[Dataset entries on figures]
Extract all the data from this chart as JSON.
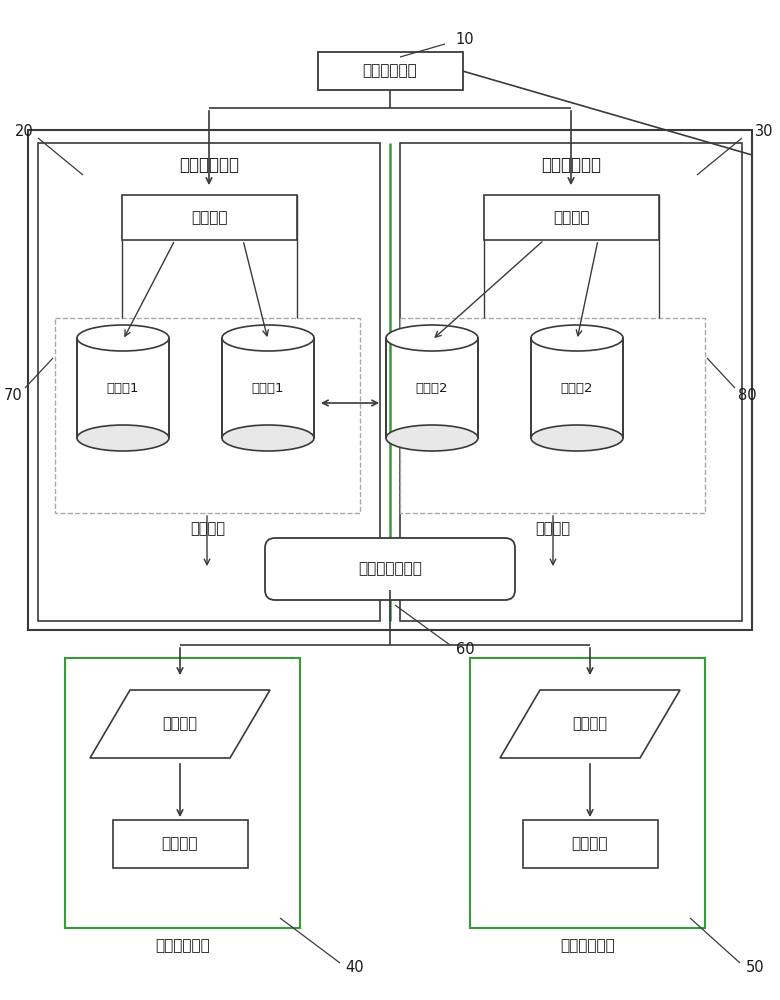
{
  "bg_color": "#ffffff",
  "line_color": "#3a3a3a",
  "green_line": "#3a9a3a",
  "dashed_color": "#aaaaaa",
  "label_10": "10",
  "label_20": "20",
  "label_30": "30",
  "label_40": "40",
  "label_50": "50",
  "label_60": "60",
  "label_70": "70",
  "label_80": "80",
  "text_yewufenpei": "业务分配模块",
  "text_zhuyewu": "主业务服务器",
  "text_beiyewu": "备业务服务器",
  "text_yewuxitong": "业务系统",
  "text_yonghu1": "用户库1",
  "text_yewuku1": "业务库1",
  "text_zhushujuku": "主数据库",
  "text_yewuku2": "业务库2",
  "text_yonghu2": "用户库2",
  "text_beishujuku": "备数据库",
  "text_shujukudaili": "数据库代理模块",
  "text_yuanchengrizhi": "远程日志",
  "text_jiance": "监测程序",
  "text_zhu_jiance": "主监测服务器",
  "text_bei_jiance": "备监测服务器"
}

* * *

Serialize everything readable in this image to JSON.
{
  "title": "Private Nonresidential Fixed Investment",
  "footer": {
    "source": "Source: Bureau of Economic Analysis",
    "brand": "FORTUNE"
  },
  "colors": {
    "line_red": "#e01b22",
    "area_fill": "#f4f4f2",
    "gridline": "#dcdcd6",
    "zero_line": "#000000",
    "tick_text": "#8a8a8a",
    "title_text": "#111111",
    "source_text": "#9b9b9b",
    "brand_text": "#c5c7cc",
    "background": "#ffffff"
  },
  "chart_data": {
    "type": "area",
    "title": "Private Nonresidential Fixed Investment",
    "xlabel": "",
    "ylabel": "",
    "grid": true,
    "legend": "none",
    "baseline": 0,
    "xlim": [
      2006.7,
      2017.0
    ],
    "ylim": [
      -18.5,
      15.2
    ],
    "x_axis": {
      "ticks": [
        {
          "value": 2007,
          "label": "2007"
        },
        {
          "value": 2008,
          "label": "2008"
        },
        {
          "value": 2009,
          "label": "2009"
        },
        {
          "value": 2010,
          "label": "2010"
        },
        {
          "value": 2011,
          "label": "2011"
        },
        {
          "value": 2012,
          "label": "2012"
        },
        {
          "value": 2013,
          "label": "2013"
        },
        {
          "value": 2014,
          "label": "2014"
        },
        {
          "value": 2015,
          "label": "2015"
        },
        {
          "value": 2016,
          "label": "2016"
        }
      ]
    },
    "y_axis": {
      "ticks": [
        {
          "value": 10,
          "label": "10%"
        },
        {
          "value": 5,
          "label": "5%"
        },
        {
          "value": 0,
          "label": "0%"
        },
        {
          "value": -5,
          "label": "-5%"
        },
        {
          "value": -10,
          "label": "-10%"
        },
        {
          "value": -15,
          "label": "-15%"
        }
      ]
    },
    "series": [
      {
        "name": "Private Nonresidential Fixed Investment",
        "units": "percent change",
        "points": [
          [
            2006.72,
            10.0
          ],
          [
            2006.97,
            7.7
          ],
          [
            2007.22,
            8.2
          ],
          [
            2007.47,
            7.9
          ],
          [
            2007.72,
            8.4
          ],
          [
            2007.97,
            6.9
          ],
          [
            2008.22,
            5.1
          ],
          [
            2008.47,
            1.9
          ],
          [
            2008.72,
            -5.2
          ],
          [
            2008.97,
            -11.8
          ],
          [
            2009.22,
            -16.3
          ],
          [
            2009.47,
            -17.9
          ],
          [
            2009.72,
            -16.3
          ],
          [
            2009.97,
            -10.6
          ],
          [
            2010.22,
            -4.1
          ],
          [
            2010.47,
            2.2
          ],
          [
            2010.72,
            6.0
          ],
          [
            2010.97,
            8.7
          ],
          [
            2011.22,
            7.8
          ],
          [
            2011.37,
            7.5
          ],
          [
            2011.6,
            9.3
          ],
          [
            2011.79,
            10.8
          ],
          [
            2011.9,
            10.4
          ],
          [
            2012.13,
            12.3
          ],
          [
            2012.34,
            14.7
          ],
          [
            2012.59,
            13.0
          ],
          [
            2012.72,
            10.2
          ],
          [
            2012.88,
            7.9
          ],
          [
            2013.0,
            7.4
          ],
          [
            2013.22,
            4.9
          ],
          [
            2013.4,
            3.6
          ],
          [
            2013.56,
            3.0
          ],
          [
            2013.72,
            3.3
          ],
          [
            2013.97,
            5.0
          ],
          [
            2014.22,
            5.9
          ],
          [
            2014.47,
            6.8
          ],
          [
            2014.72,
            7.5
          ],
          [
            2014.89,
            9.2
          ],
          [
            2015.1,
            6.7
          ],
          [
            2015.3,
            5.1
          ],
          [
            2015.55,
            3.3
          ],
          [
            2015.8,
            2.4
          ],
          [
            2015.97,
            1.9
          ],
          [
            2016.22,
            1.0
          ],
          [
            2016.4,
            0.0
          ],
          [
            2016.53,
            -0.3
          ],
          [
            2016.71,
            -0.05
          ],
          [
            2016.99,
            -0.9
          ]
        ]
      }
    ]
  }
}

[TASK DETAILS] From the listing above, pick out every line containing "this".

[FINISHED ANSWER]
Extract all the data from this chart as JSON.
Serialize everything readable in this image to JSON.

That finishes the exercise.